AIM OF THE TASK — Wherever the string "Hikes" appears in a line, extract that line.

DATASET RECORDS —

==========

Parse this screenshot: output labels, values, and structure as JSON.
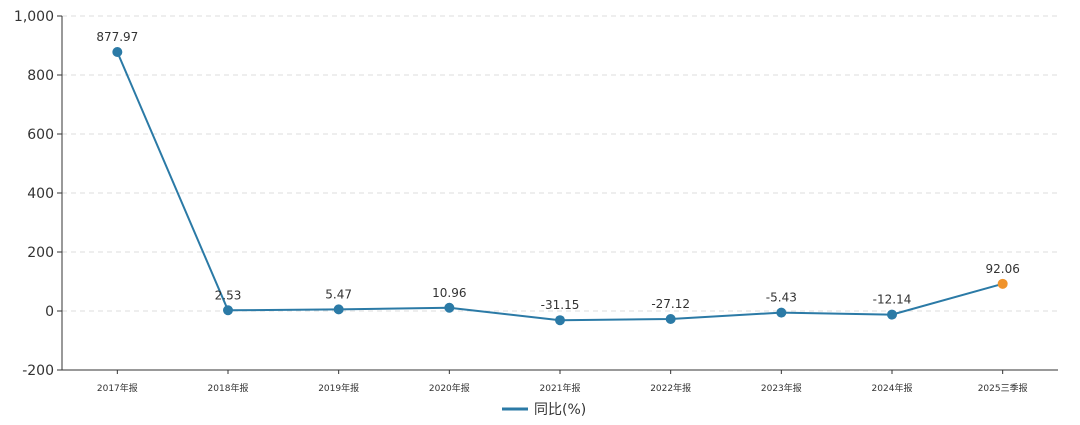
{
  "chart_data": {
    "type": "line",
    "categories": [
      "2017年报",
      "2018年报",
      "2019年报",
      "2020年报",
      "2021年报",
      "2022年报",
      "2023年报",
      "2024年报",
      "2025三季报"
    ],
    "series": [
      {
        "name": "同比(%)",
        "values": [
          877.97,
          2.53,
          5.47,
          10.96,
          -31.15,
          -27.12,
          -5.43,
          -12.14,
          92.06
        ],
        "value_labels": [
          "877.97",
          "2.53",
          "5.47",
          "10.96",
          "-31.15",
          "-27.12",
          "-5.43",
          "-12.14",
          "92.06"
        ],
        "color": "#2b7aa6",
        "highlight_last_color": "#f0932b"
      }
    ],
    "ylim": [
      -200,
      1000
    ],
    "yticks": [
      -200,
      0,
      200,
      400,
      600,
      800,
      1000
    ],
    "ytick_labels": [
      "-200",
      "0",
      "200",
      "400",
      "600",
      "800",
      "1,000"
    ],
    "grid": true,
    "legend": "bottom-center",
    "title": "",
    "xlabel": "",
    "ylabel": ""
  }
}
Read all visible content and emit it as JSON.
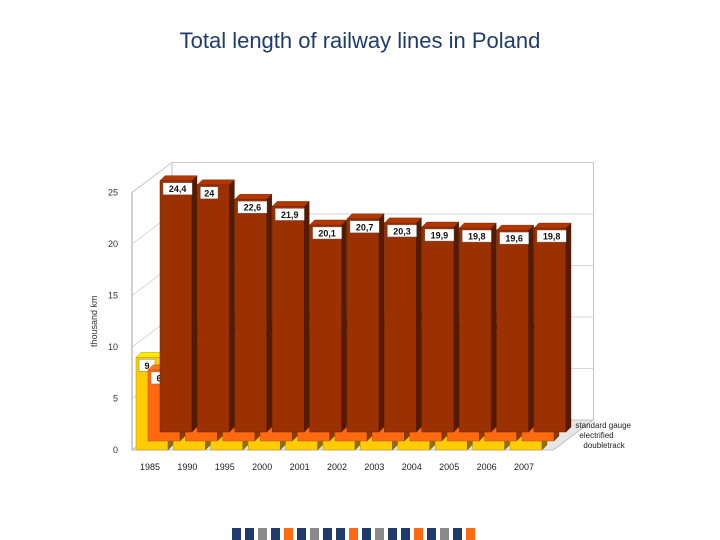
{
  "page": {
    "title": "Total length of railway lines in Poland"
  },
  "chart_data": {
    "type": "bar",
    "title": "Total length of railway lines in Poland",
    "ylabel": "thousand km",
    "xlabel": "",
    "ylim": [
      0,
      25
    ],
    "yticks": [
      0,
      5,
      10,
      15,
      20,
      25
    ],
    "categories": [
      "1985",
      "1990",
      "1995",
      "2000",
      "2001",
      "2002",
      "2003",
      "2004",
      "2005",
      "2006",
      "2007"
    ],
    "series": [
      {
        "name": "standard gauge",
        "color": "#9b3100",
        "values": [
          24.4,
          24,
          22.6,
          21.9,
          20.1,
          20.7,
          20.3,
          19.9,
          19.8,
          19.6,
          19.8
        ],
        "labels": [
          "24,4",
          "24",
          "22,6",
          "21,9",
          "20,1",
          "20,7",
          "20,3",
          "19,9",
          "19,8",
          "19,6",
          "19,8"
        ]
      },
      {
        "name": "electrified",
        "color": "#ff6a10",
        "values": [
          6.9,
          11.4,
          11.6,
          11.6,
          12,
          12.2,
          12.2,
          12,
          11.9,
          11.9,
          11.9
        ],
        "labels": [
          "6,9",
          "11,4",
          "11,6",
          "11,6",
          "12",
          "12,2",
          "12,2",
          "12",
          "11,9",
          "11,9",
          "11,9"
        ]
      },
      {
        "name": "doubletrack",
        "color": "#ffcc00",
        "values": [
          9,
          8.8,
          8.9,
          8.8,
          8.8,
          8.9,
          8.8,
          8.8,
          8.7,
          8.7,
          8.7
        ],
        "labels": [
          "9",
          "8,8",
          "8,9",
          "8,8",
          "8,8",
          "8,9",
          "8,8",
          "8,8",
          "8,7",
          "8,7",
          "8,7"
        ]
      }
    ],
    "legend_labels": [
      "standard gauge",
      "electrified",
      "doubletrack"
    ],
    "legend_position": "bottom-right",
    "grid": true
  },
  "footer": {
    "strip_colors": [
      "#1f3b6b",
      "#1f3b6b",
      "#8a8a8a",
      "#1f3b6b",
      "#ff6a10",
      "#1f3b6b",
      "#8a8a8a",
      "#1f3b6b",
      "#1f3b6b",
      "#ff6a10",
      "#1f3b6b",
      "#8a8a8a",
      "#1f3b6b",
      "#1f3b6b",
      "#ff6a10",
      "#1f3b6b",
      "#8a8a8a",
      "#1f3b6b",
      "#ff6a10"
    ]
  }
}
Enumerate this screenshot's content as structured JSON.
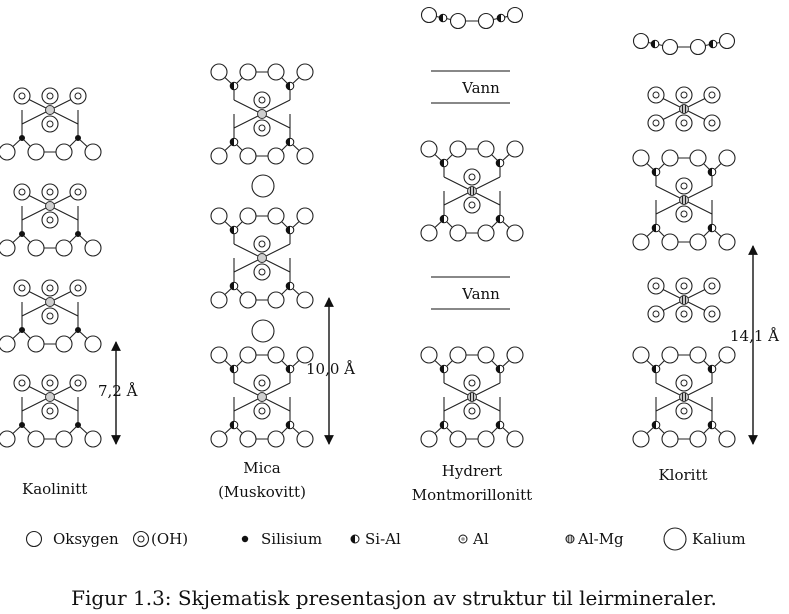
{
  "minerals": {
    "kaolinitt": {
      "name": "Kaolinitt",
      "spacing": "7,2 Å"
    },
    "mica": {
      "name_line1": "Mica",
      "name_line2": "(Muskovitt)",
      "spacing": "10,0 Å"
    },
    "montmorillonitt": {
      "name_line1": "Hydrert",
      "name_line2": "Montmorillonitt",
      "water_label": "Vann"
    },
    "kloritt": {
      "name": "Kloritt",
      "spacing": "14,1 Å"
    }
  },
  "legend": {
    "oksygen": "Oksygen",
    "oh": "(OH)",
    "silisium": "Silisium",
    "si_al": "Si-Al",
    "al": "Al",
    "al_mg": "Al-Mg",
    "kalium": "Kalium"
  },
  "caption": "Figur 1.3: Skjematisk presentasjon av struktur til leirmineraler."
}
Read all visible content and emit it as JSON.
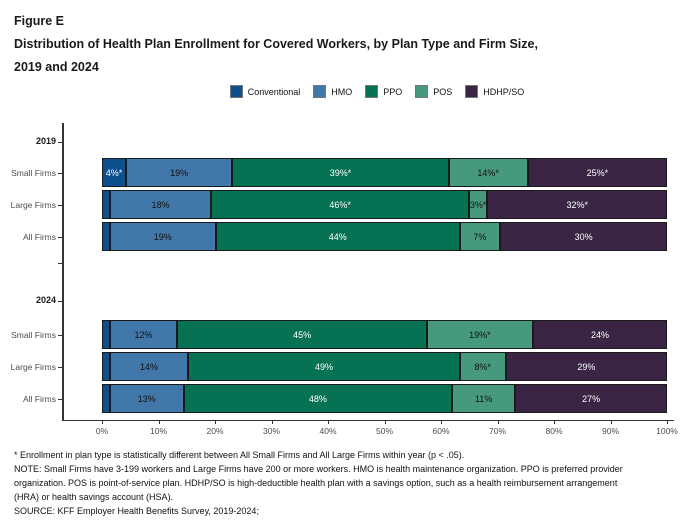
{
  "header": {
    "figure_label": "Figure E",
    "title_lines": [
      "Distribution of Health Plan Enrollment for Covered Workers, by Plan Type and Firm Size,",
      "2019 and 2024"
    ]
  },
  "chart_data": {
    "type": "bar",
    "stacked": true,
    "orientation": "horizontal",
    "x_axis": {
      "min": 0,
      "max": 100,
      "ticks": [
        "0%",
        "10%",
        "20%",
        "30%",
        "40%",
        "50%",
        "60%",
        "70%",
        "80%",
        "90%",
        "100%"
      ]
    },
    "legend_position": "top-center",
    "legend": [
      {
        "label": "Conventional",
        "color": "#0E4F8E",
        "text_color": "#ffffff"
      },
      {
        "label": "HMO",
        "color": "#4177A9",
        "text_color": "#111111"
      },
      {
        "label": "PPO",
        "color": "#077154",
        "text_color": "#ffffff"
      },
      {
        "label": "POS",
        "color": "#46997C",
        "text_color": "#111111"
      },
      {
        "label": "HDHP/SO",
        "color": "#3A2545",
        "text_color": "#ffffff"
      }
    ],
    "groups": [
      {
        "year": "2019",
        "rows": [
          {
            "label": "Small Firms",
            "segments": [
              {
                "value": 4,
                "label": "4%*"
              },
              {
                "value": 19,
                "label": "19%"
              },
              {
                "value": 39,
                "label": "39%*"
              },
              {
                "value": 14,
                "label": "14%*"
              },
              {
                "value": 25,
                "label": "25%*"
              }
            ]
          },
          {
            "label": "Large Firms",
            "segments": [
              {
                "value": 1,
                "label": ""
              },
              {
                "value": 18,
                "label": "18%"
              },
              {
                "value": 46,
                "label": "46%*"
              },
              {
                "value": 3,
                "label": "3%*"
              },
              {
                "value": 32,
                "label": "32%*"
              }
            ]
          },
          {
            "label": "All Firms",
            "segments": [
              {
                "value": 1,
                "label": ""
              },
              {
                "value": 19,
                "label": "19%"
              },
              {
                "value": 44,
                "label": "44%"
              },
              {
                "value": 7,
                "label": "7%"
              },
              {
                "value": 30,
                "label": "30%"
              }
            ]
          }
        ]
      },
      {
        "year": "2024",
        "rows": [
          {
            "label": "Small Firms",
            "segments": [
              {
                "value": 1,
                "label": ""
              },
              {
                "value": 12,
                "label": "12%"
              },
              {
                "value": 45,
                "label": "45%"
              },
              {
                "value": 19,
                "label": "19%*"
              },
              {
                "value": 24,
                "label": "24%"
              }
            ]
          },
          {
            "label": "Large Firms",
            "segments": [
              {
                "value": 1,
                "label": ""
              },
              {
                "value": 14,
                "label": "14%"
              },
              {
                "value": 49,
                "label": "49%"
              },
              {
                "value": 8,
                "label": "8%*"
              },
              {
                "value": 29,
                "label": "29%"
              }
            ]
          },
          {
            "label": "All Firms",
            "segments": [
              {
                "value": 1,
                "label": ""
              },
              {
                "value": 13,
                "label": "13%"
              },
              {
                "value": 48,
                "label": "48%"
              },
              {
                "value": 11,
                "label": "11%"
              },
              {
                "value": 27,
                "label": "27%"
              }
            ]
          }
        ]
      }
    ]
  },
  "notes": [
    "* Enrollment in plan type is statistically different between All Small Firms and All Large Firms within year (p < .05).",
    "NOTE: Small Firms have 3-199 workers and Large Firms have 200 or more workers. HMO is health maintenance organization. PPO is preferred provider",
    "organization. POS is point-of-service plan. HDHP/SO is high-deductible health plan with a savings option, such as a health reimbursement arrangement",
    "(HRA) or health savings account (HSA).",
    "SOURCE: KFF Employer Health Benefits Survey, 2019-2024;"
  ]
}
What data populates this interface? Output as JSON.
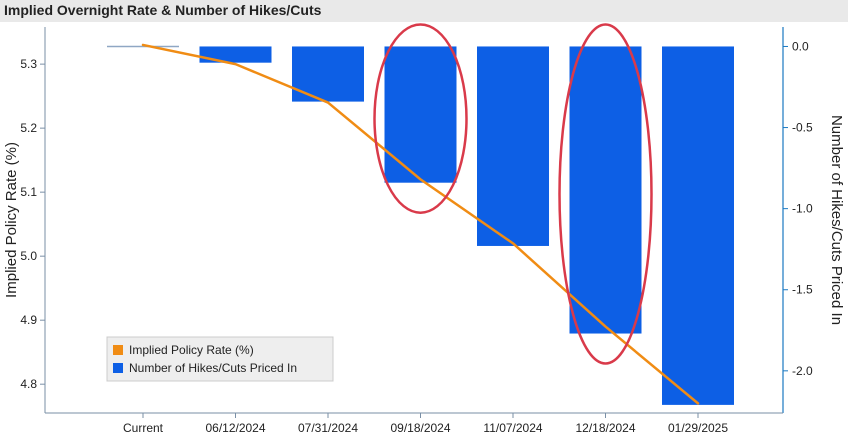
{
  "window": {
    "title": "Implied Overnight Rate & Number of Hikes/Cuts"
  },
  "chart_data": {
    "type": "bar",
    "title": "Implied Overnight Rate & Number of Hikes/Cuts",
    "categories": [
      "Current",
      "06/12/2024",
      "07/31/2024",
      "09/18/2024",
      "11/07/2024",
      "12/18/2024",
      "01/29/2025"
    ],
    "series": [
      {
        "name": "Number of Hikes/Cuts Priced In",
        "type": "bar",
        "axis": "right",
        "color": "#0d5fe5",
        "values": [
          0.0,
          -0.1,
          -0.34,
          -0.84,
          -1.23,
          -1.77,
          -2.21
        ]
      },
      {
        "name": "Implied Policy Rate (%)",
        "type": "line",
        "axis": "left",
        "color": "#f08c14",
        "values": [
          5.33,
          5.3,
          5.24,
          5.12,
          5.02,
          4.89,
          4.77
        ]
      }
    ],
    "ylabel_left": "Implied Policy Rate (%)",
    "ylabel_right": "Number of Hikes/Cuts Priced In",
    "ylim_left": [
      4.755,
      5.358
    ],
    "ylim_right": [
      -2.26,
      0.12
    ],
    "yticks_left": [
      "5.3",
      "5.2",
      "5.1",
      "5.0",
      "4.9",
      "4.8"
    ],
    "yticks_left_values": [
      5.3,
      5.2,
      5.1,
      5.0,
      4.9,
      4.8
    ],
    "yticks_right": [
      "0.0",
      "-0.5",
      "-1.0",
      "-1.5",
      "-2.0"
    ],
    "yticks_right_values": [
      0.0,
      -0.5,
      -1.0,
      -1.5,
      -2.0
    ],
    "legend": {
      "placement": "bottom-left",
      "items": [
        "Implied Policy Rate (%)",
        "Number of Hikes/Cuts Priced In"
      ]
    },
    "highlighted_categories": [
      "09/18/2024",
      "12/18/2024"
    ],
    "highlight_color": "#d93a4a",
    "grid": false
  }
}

==========

OUTPUT FOR THIS TASK —
    "title": "Implied Overnight Rate & Number of Hikes/Cuts"
    "title": "Implied Overnight Rate & Number of Hikes/Cuts",
        "name": "Number of Hikes/Cuts Priced In",
    "ylabel_right": "Number of Hikes/Cuts Priced In",
        "Number of Hikes/Cuts Priced In"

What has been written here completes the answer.